• DATASET ROWS:
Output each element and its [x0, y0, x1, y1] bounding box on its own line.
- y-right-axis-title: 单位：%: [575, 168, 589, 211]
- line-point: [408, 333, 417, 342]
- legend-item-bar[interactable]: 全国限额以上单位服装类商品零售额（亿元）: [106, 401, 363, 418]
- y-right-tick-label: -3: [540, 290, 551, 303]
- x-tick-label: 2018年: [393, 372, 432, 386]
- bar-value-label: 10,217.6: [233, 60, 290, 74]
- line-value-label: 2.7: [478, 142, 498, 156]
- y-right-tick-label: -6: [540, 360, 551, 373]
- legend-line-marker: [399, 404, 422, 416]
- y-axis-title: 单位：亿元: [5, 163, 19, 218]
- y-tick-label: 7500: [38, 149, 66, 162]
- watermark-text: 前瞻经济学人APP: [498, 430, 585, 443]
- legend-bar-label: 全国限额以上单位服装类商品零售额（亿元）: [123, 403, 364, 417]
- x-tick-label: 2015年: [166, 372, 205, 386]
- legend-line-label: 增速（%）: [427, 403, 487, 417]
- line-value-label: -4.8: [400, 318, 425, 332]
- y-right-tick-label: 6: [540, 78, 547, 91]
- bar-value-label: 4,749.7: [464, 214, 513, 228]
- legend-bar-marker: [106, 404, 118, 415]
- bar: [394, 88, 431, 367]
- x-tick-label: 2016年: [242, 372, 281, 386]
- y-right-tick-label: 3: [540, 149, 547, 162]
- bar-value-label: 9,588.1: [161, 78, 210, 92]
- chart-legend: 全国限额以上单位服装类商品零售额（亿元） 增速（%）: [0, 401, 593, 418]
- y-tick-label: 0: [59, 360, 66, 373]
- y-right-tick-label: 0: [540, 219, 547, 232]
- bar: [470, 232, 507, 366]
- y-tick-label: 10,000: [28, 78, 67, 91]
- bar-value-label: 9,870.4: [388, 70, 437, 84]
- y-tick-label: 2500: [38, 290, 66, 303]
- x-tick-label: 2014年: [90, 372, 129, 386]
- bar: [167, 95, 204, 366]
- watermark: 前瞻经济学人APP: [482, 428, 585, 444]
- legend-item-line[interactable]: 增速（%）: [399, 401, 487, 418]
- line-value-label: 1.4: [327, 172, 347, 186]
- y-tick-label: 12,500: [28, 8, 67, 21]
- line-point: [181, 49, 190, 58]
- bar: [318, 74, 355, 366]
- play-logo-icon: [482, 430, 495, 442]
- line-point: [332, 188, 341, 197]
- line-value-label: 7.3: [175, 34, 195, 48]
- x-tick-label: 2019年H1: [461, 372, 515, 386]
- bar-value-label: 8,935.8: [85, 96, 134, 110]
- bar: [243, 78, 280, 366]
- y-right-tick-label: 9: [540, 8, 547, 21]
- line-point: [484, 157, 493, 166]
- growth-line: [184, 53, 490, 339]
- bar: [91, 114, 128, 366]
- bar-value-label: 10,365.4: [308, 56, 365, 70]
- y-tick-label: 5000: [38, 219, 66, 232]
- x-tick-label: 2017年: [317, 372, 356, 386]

• TO BE DONE: Starting at the first line and ending at the line that contains "- y-right-tick-label: -6: [540, 360, 551, 373]", rewrite these lines as a numbered list, leaving out any blank lines.

• RESULT:
1. Output each element and its [x0, y0, x1, y1] bounding box on its own line.
2. - y-right-axis-title: 单位：%: [575, 168, 589, 211]
3. - line-point: [408, 333, 417, 342]
4. - legend-item-bar[interactable]: 全国限额以上单位服装类商品零售额（亿元）: [106, 401, 363, 418]
5. - y-right-tick-label: -3: [540, 290, 551, 303]
6. - x-tick-label: 2018年: [393, 372, 432, 386]
7. - bar-value-label: 10,217.6: [233, 60, 290, 74]
8. - line-value-label: 2.7: [478, 142, 498, 156]
9. - y-right-tick-label: -6: [540, 360, 551, 373]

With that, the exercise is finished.